Records supplied
■ ■ ■ ■

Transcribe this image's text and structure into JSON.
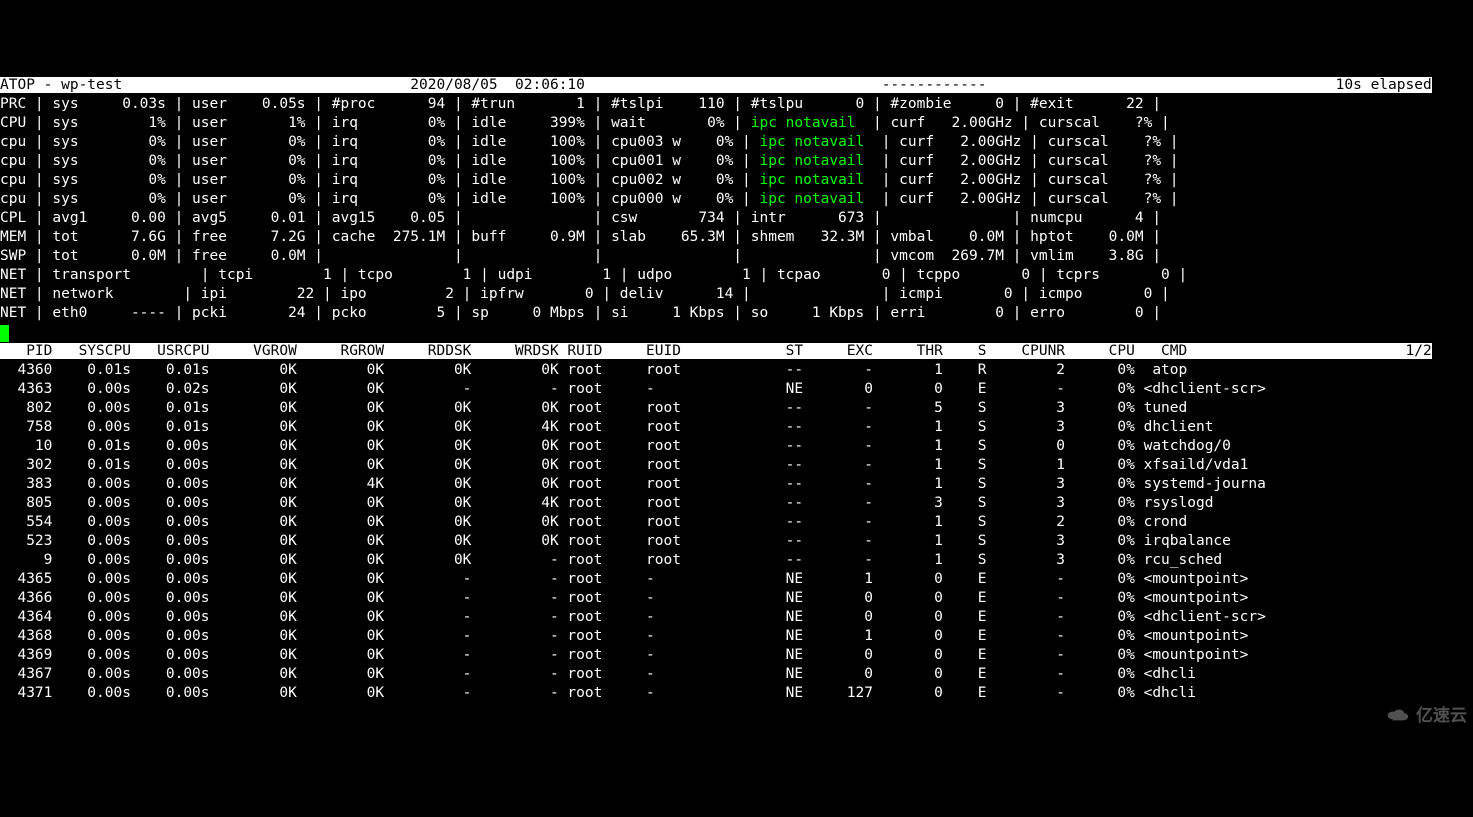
{
  "header": {
    "app": "ATOP",
    "host": "wp-test",
    "date": "2020/08/05",
    "time": "02:06:10",
    "dashes": "------------",
    "elapsed": "10s elapsed"
  },
  "sys_rows": [
    {
      "tag": "PRC",
      "cells": [
        [
          "sys",
          "0.03s"
        ],
        [
          "user",
          "0.05s"
        ],
        [
          "#proc",
          "94"
        ],
        [
          "#trun",
          "1"
        ],
        [
          "#tslpi",
          "110"
        ],
        [
          "#tslpu",
          "0"
        ],
        [
          "#zombie",
          "0"
        ],
        [
          "#exit",
          "22"
        ]
      ]
    },
    {
      "tag": "CPU",
      "cells": [
        [
          "sys",
          "1%"
        ],
        [
          "user",
          "1%"
        ],
        [
          "irq",
          "0%"
        ],
        [
          "idle",
          "399%"
        ],
        [
          "wait",
          "0%"
        ],
        [
          "ipc notavail",
          "",
          "grn"
        ],
        [
          "curf",
          "2.00GHz"
        ],
        [
          "curscal",
          "?%"
        ]
      ]
    },
    {
      "tag": "cpu",
      "cells": [
        [
          "sys",
          "0%"
        ],
        [
          "user",
          "0%"
        ],
        [
          "irq",
          "0%"
        ],
        [
          "idle",
          "100%"
        ],
        [
          "cpu003 w",
          "0%"
        ],
        [
          "ipc notavail",
          "",
          "grn"
        ],
        [
          "curf",
          "2.00GHz"
        ],
        [
          "curscal",
          "?%"
        ]
      ]
    },
    {
      "tag": "cpu",
      "cells": [
        [
          "sys",
          "0%"
        ],
        [
          "user",
          "0%"
        ],
        [
          "irq",
          "0%"
        ],
        [
          "idle",
          "100%"
        ],
        [
          "cpu001 w",
          "0%"
        ],
        [
          "ipc notavail",
          "",
          "grn"
        ],
        [
          "curf",
          "2.00GHz"
        ],
        [
          "curscal",
          "?%"
        ]
      ]
    },
    {
      "tag": "cpu",
      "cells": [
        [
          "sys",
          "0%"
        ],
        [
          "user",
          "0%"
        ],
        [
          "irq",
          "0%"
        ],
        [
          "idle",
          "100%"
        ],
        [
          "cpu002 w",
          "0%"
        ],
        [
          "ipc notavail",
          "",
          "grn"
        ],
        [
          "curf",
          "2.00GHz"
        ],
        [
          "curscal",
          "?%"
        ]
      ]
    },
    {
      "tag": "cpu",
      "cells": [
        [
          "sys",
          "0%"
        ],
        [
          "user",
          "0%"
        ],
        [
          "irq",
          "0%"
        ],
        [
          "idle",
          "100%"
        ],
        [
          "cpu000 w",
          "0%"
        ],
        [
          "ipc notavail",
          "",
          "grn"
        ],
        [
          "curf",
          "2.00GHz"
        ],
        [
          "curscal",
          "?%"
        ]
      ]
    },
    {
      "tag": "CPL",
      "cells": [
        [
          "avg1",
          "0.00"
        ],
        [
          "avg5",
          "0.01"
        ],
        [
          "avg15",
          "0.05"
        ],
        [
          "",
          ""
        ],
        [
          "csw",
          "734"
        ],
        [
          "intr",
          "673"
        ],
        [
          "",
          ""
        ],
        [
          "numcpu",
          "4"
        ]
      ]
    },
    {
      "tag": "MEM",
      "cells": [
        [
          "tot",
          "7.6G"
        ],
        [
          "free",
          "7.2G"
        ],
        [
          "cache",
          "275.1M"
        ],
        [
          "buff",
          "0.9M"
        ],
        [
          "slab",
          "65.3M"
        ],
        [
          "shmem",
          "32.3M"
        ],
        [
          "vmbal",
          "0.0M"
        ],
        [
          "hptot",
          "0.0M"
        ]
      ]
    },
    {
      "tag": "SWP",
      "cells": [
        [
          "tot",
          "0.0M"
        ],
        [
          "free",
          "0.0M"
        ],
        [
          "",
          ""
        ],
        [
          "",
          ""
        ],
        [
          "",
          ""
        ],
        [
          "",
          ""
        ],
        [
          "vmcom",
          "269.7M"
        ],
        [
          "vmlim",
          "3.8G"
        ]
      ]
    },
    {
      "tag": "NET",
      "cells": [
        [
          "transport",
          ""
        ],
        [
          "tcpi",
          "1"
        ],
        [
          "tcpo",
          "1"
        ],
        [
          "udpi",
          "1"
        ],
        [
          "udpo",
          "1"
        ],
        [
          "tcpao",
          "0"
        ],
        [
          "tcppo",
          "0"
        ],
        [
          "tcprs",
          "0"
        ]
      ]
    },
    {
      "tag": "NET",
      "cells": [
        [
          "network",
          ""
        ],
        [
          "ipi",
          "22"
        ],
        [
          "ipo",
          "2"
        ],
        [
          "ipfrw",
          "0"
        ],
        [
          "deliv",
          "14"
        ],
        [
          "",
          ""
        ],
        [
          "icmpi",
          "0"
        ],
        [
          "icmpo",
          "0"
        ]
      ]
    },
    {
      "tag": "NET",
      "cells": [
        [
          "eth0",
          "----"
        ],
        [
          "pcki",
          "24"
        ],
        [
          "pcko",
          "5"
        ],
        [
          "sp",
          "0 Mbps"
        ],
        [
          "si",
          "1 Kbps"
        ],
        [
          "so",
          "1 Kbps"
        ],
        [
          "erri",
          "0"
        ],
        [
          "erro",
          "0"
        ]
      ]
    }
  ],
  "proc_header": [
    "PID",
    "SYSCPU",
    "USRCPU",
    "VGROW",
    "RGROW",
    "RDDSK",
    "WRDSK",
    "RUID",
    "EUID",
    "ST",
    "EXC",
    "THR",
    "S",
    "CPUNR",
    "CPU",
    "CMD"
  ],
  "page": "1/2",
  "procs": [
    [
      "4360",
      "0.01s",
      "0.01s",
      "0K",
      "0K",
      "0K",
      "0K",
      "root",
      "root",
      "--",
      "-",
      "1",
      "R",
      "2",
      "0%",
      "atop"
    ],
    [
      "4363",
      "0.00s",
      "0.02s",
      "0K",
      "0K",
      "-",
      "-",
      "root",
      "-",
      "NE",
      "0",
      "0",
      "E",
      "-",
      "0%",
      "<dhclient-scr>"
    ],
    [
      "802",
      "0.00s",
      "0.01s",
      "0K",
      "0K",
      "0K",
      "0K",
      "root",
      "root",
      "--",
      "-",
      "5",
      "S",
      "3",
      "0%",
      "tuned"
    ],
    [
      "758",
      "0.00s",
      "0.01s",
      "0K",
      "0K",
      "0K",
      "4K",
      "root",
      "root",
      "--",
      "-",
      "1",
      "S",
      "3",
      "0%",
      "dhclient"
    ],
    [
      "10",
      "0.01s",
      "0.00s",
      "0K",
      "0K",
      "0K",
      "0K",
      "root",
      "root",
      "--",
      "-",
      "1",
      "S",
      "0",
      "0%",
      "watchdog/0"
    ],
    [
      "302",
      "0.01s",
      "0.00s",
      "0K",
      "0K",
      "0K",
      "0K",
      "root",
      "root",
      "--",
      "-",
      "1",
      "S",
      "1",
      "0%",
      "xfsaild/vda1"
    ],
    [
      "383",
      "0.00s",
      "0.00s",
      "0K",
      "4K",
      "0K",
      "0K",
      "root",
      "root",
      "--",
      "-",
      "1",
      "S",
      "3",
      "0%",
      "systemd-journa"
    ],
    [
      "805",
      "0.00s",
      "0.00s",
      "0K",
      "0K",
      "0K",
      "4K",
      "root",
      "root",
      "--",
      "-",
      "3",
      "S",
      "3",
      "0%",
      "rsyslogd"
    ],
    [
      "554",
      "0.00s",
      "0.00s",
      "0K",
      "0K",
      "0K",
      "0K",
      "root",
      "root",
      "--",
      "-",
      "1",
      "S",
      "2",
      "0%",
      "crond"
    ],
    [
      "523",
      "0.00s",
      "0.00s",
      "0K",
      "0K",
      "0K",
      "0K",
      "root",
      "root",
      "--",
      "-",
      "1",
      "S",
      "3",
      "0%",
      "irqbalance"
    ],
    [
      "9",
      "0.00s",
      "0.00s",
      "0K",
      "0K",
      "0K",
      "-",
      "root",
      "root",
      "--",
      "-",
      "1",
      "S",
      "3",
      "0%",
      "rcu_sched"
    ],
    [
      "4365",
      "0.00s",
      "0.00s",
      "0K",
      "0K",
      "-",
      "-",
      "root",
      "-",
      "NE",
      "1",
      "0",
      "E",
      "-",
      "0%",
      "<mountpoint>"
    ],
    [
      "4366",
      "0.00s",
      "0.00s",
      "0K",
      "0K",
      "-",
      "-",
      "root",
      "-",
      "NE",
      "0",
      "0",
      "E",
      "-",
      "0%",
      "<mountpoint>"
    ],
    [
      "4364",
      "0.00s",
      "0.00s",
      "0K",
      "0K",
      "-",
      "-",
      "root",
      "-",
      "NE",
      "0",
      "0",
      "E",
      "-",
      "0%",
      "<dhclient-scr>"
    ],
    [
      "4368",
      "0.00s",
      "0.00s",
      "0K",
      "0K",
      "-",
      "-",
      "root",
      "-",
      "NE",
      "1",
      "0",
      "E",
      "-",
      "0%",
      "<mountpoint>"
    ],
    [
      "4369",
      "0.00s",
      "0.00s",
      "0K",
      "0K",
      "-",
      "-",
      "root",
      "-",
      "NE",
      "0",
      "0",
      "E",
      "-",
      "0%",
      "<mountpoint>"
    ],
    [
      "4367",
      "0.00s",
      "0.00s",
      "0K",
      "0K",
      "-",
      "-",
      "root",
      "-",
      "NE",
      "0",
      "0",
      "E",
      "-",
      "0%",
      "<dhcli"
    ],
    [
      "4371",
      "0.00s",
      "0.00s",
      "0K",
      "0K",
      "-",
      "-",
      "root",
      "-",
      "NE",
      "127",
      "0",
      "E",
      "-",
      "0%",
      "<dhcli"
    ]
  ],
  "watermark": "亿速云"
}
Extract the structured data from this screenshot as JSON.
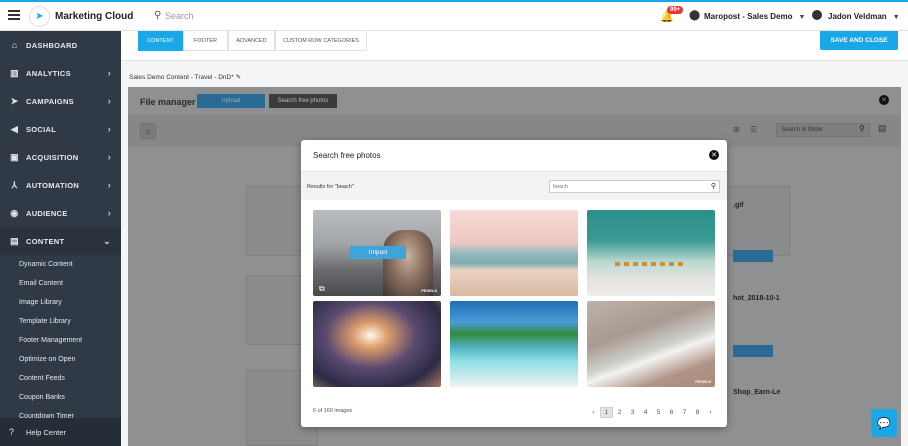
{
  "topbar": {
    "app_title": "Marketing Cloud",
    "search_placeholder": "Search",
    "notification_badge": "99+",
    "account_name": "Maropost - Sales Demo",
    "user_name": "Jadon Veldman"
  },
  "sidebar": {
    "items": [
      {
        "label": "DASHBOARD",
        "icon": "home-icon"
      },
      {
        "label": "ANALYTICS",
        "icon": "chart-icon"
      },
      {
        "label": "CAMPAIGNS",
        "icon": "paper-plane-icon"
      },
      {
        "label": "SOCIAL",
        "icon": "megaphone-icon"
      },
      {
        "label": "ACQUISITION",
        "icon": "toolbox-icon"
      },
      {
        "label": "AUTOMATION",
        "icon": "network-icon"
      },
      {
        "label": "AUDIENCE",
        "icon": "user-circle-icon"
      },
      {
        "label": "CONTENT",
        "icon": "content-icon"
      }
    ],
    "sub_items": [
      "Dynamic Content",
      "Email Content",
      "Image Library",
      "Template Library",
      "Footer Management",
      "Optimize on Open",
      "Content Feeds",
      "Coupon Banks",
      "Countdown Timer"
    ],
    "help": "Help Center"
  },
  "tabs": [
    "CONTENT",
    "FOOTER",
    "ADVANCED",
    "CUSTOM ROW CATEGORIES"
  ],
  "save_label": "SAVE AND CLOSE",
  "breadcrumb": "Sales Demo Content - Travel - DnD*",
  "file_manager": {
    "title": "File manager",
    "upload": "Upload",
    "search_photos": "Search free photos",
    "search_folder": "Search in folder",
    "card_labels": [
      ".gif",
      "hot_2018-10-1",
      "Shop_Earn-Le"
    ],
    "insert": "Insert"
  },
  "modal": {
    "title": "Search free photos",
    "results_label": "Results for \"beach\"",
    "search_value": "beach",
    "import_label": "Import",
    "credit": "PEXELS",
    "count_text": "6 of 160 images",
    "pages": [
      "1",
      "2",
      "3",
      "4",
      "5",
      "6",
      "7",
      "8"
    ],
    "current_page": "1"
  }
}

■ ■ ■ ■

Of all the lines in the data above, state how many include "Demo". Say only the number.

Written solution
2